▶ [Written instruction]:
Examine each line of the data. Copy those that contain the string "name".

** BEGIN Working data **

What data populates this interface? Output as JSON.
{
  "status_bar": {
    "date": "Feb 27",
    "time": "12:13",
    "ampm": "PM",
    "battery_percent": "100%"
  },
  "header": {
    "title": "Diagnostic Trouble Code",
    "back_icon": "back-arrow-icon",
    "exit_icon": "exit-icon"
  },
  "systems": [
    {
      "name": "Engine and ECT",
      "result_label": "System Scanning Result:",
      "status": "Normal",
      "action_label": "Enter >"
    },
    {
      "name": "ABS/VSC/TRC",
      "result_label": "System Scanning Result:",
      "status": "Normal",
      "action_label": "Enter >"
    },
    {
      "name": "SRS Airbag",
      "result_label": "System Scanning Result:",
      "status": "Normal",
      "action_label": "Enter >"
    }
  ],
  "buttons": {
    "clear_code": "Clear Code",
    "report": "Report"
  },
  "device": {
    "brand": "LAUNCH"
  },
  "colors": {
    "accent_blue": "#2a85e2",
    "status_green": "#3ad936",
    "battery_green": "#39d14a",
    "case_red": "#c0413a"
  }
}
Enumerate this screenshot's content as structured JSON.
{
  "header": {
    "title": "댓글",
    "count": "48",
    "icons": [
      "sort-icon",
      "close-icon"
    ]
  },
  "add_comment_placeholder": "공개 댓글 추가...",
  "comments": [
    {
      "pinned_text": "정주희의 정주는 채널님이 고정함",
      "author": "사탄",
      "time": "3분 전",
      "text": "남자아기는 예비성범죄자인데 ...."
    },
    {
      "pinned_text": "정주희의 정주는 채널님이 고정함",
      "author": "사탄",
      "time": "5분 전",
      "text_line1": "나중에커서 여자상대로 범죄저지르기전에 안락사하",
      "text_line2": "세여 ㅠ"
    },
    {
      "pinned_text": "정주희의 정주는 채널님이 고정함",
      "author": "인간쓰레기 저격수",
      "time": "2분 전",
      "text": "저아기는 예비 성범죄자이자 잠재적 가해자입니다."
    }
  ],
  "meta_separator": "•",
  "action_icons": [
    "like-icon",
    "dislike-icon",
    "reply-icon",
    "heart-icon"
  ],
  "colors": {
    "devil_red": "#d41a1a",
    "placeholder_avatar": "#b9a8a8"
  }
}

** END Working data **

▶ [Solution for this exercise]:
      "name": "Engine and ECT",
      "name": "ABS/VSC/TRC",
      "name": "SRS Airbag",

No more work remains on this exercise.